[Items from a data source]
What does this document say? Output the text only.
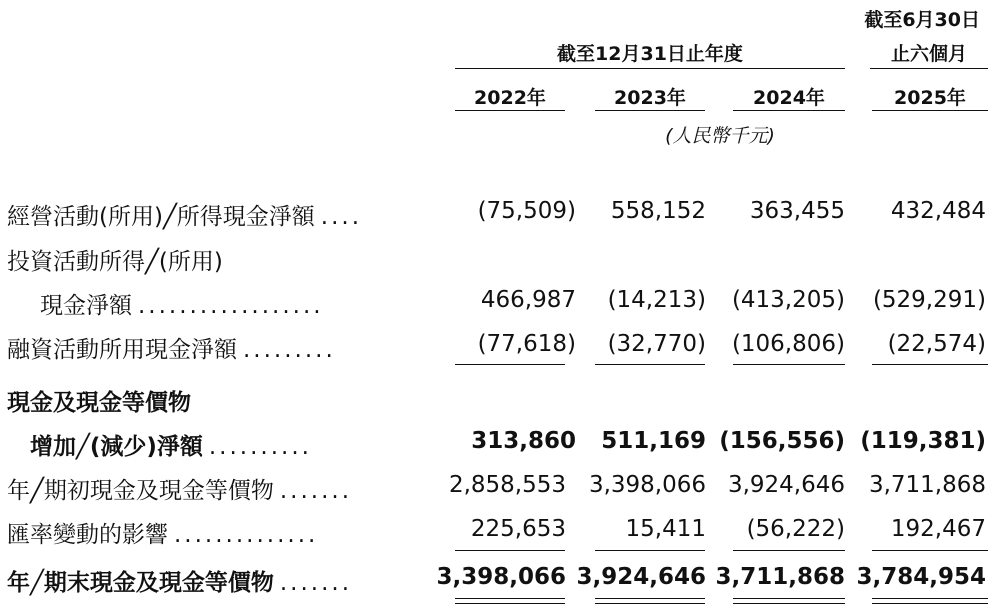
截至6月30日
截至12月31日止年度	止六個月
2022年	2023年	2024年	2025年
(人民幣千元)
經營活動(所用)╱所得現金淨額 ....	(75,509)	558,152	363,455	432,484
投資活動所得╱(所用)
現金淨額 ..................	466,987	(14,213)	(413,205)	(529,291)
融資活動所用現金淨額 .........	(77,618)	(32,770)	(106,806)	(22,574)
現金及現金等價物
增加╱(減少)淨額 ..........	313,860	511,169 (156,556) (119,381)
年╱期初現金及現金等價物 .......	2,858,553 3,398,066 3,924,646	3,711,868
匯率變動的影響 ..............	225,653	15,411	(56,222)	192,467
年╱期末現金及現金等價物 .......	3,398,066 3,924,646 3,711,868 3,784,954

WORK INSTRUCTIONS:
Print out the lines exactly, skipping any picture.

COMPLETED EXERCISE:
What does this document say? Output the text only.
截至6月30日
截至12月31日止年度	止六個月
2022年	2023年	2024年	2025年
(人民幣千元)
經營活動(所用)╱所得現金淨額 ....	(75,509)	558,152	363,455	432,484
投資活動所得╱(所用)
現金淨額 ..................	466,987	(14,213)	(413,205)	(529,291)
融資活動所用現金淨額 .........	(77,618)	(32,770)	(106,806)	(22,574)
現金及現金等價物
增加╱(減少)淨額 ..........	313,860	511,169 (156,556) (119,381)
年╱期初現金及現金等價物 .......	2,858,553 3,398,066 3,924,646	3,711,868
匯率變動的影響 ..............	225,653	15,411	(56,222)	192,467
年╱期末現金及現金等價物 .......	3,398,066 3,924,646 3,711,868 3,784,954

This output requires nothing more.